══ Input material ══

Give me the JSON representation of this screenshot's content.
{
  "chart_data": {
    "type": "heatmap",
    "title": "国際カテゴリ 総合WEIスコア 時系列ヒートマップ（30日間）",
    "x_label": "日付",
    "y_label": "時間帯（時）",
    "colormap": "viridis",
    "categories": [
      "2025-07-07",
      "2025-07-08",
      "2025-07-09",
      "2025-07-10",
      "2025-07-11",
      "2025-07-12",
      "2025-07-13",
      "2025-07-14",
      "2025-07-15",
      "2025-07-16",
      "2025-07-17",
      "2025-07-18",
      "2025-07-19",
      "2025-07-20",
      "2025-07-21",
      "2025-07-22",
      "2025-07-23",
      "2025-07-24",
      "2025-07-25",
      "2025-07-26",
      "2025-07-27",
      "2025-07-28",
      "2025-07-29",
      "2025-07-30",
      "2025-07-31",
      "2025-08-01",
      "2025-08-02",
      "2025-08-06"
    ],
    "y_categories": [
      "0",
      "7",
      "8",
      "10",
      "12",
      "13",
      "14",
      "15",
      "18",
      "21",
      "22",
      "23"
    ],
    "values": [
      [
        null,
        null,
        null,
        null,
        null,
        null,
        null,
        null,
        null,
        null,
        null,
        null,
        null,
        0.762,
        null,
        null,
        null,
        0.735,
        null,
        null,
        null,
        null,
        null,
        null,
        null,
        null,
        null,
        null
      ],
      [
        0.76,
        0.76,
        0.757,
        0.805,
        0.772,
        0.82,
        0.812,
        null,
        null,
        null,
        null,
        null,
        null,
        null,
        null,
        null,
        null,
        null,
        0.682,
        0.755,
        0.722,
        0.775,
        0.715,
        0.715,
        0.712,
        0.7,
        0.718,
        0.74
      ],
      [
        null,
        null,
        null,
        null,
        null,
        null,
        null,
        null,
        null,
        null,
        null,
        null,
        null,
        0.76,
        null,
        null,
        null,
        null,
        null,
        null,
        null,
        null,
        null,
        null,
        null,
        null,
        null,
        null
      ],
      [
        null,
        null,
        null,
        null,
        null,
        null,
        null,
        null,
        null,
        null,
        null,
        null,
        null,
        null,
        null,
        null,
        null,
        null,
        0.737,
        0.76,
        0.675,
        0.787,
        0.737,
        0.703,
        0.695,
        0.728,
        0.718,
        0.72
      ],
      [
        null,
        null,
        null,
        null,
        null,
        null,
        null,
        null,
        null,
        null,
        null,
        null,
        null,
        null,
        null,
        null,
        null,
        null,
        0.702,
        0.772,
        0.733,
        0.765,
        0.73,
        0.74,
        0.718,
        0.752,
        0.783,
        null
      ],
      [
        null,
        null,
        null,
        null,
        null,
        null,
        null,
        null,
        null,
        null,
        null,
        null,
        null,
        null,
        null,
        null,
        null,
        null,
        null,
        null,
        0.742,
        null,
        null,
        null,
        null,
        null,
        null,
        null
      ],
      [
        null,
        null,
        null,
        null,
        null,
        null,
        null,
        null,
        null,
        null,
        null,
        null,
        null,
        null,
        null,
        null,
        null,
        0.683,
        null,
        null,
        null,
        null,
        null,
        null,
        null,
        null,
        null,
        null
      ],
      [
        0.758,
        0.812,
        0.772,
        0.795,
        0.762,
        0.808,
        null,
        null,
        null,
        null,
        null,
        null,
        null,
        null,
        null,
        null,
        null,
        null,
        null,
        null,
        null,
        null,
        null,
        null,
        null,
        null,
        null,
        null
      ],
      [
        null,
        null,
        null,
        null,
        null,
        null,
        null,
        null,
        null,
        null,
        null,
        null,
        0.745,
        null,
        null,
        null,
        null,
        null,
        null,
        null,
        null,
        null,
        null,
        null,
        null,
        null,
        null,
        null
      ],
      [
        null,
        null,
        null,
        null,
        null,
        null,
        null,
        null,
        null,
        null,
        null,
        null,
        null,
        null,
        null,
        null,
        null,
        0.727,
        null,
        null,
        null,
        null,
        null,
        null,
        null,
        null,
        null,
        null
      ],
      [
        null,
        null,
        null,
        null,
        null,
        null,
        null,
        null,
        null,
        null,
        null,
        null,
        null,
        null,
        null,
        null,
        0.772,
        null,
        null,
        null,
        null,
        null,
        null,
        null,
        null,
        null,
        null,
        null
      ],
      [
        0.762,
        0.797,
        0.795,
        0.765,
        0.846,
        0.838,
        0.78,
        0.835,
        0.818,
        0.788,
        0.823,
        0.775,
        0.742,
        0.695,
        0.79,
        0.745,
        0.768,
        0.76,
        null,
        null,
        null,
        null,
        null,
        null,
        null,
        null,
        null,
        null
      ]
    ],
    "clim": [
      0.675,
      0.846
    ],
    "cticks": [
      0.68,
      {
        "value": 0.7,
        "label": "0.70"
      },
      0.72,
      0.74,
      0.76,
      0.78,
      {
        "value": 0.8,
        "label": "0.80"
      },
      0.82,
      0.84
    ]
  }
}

═══

▶ **Stated problem**
Produce an exact copy of the whole listing.

▶ **Answer in full**
Give me the JSON representation of this screenshot's content.
{
  "chart_data": {
    "type": "heatmap",
    "title": "国際カテゴリ 総合WEIスコア 時系列ヒートマップ（30日間）",
    "x_label": "日付",
    "y_label": "時間帯（時）",
    "colormap": "viridis",
    "categories": [
      "2025-07-07",
      "2025-07-08",
      "2025-07-09",
      "2025-07-10",
      "2025-07-11",
      "2025-07-12",
      "2025-07-13",
      "2025-07-14",
      "2025-07-15",
      "2025-07-16",
      "2025-07-17",
      "2025-07-18",
      "2025-07-19",
      "2025-07-20",
      "2025-07-21",
      "2025-07-22",
      "2025-07-23",
      "2025-07-24",
      "2025-07-25",
      "2025-07-26",
      "2025-07-27",
      "2025-07-28",
      "2025-07-29",
      "2025-07-30",
      "2025-07-31",
      "2025-08-01",
      "2025-08-02",
      "2025-08-06"
    ],
    "y_categories": [
      "0",
      "7",
      "8",
      "10",
      "12",
      "13",
      "14",
      "15",
      "18",
      "21",
      "22",
      "23"
    ],
    "values": [
      [
        null,
        null,
        null,
        null,
        null,
        null,
        null,
        null,
        null,
        null,
        null,
        null,
        null,
        0.762,
        null,
        null,
        null,
        0.735,
        null,
        null,
        null,
        null,
        null,
        null,
        null,
        null,
        null,
        null
      ],
      [
        0.76,
        0.76,
        0.757,
        0.805,
        0.772,
        0.82,
        0.812,
        null,
        null,
        null,
        null,
        null,
        null,
        null,
        null,
        null,
        null,
        null,
        0.682,
        0.755,
        0.722,
        0.775,
        0.715,
        0.715,
        0.712,
        0.7,
        0.718,
        0.74
      ],
      [
        null,
        null,
        null,
        null,
        null,
        null,
        null,
        null,
        null,
        null,
        null,
        null,
        null,
        0.76,
        null,
        null,
        null,
        null,
        null,
        null,
        null,
        null,
        null,
        null,
        null,
        null,
        null,
        null
      ],
      [
        null,
        null,
        null,
        null,
        null,
        null,
        null,
        null,
        null,
        null,
        null,
        null,
        null,
        null,
        null,
        null,
        null,
        null,
        0.737,
        0.76,
        0.675,
        0.787,
        0.737,
        0.703,
        0.695,
        0.728,
        0.718,
        0.72
      ],
      [
        null,
        null,
        null,
        null,
        null,
        null,
        null,
        null,
        null,
        null,
        null,
        null,
        null,
        null,
        null,
        null,
        null,
        null,
        0.702,
        0.772,
        0.733,
        0.765,
        0.73,
        0.74,
        0.718,
        0.752,
        0.783,
        null
      ],
      [
        null,
        null,
        null,
        null,
        null,
        null,
        null,
        null,
        null,
        null,
        null,
        null,
        null,
        null,
        null,
        null,
        null,
        null,
        null,
        null,
        0.742,
        null,
        null,
        null,
        null,
        null,
        null,
        null
      ],
      [
        null,
        null,
        null,
        null,
        null,
        null,
        null,
        null,
        null,
        null,
        null,
        null,
        null,
        null,
        null,
        null,
        null,
        0.683,
        null,
        null,
        null,
        null,
        null,
        null,
        null,
        null,
        null,
        null
      ],
      [
        0.758,
        0.812,
        0.772,
        0.795,
        0.762,
        0.808,
        null,
        null,
        null,
        null,
        null,
        null,
        null,
        null,
        null,
        null,
        null,
        null,
        null,
        null,
        null,
        null,
        null,
        null,
        null,
        null,
        null,
        null
      ],
      [
        null,
        null,
        null,
        null,
        null,
        null,
        null,
        null,
        null,
        null,
        null,
        null,
        0.745,
        null,
        null,
        null,
        null,
        null,
        null,
        null,
        null,
        null,
        null,
        null,
        null,
        null,
        null,
        null
      ],
      [
        null,
        null,
        null,
        null,
        null,
        null,
        null,
        null,
        null,
        null,
        null,
        null,
        null,
        null,
        null,
        null,
        null,
        0.727,
        null,
        null,
        null,
        null,
        null,
        null,
        null,
        null,
        null,
        null
      ],
      [
        null,
        null,
        null,
        null,
        null,
        null,
        null,
        null,
        null,
        null,
        null,
        null,
        null,
        null,
        null,
        null,
        0.772,
        null,
        null,
        null,
        null,
        null,
        null,
        null,
        null,
        null,
        null,
        null
      ],
      [
        0.762,
        0.797,
        0.795,
        0.765,
        0.846,
        0.838,
        0.78,
        0.835,
        0.818,
        0.788,
        0.823,
        0.775,
        0.742,
        0.695,
        0.79,
        0.745,
        0.768,
        0.76,
        null,
        null,
        null,
        null,
        null,
        null,
        null,
        null,
        null,
        null
      ]
    ],
    "clim": [
      0.675,
      0.846
    ],
    "cticks": [
      0.68,
      {
        "value": 0.7,
        "label": "0.70"
      },
      0.72,
      0.74,
      0.76,
      0.78,
      {
        "value": 0.8,
        "label": "0.80"
      },
      0.82,
      0.84
    ]
  }
}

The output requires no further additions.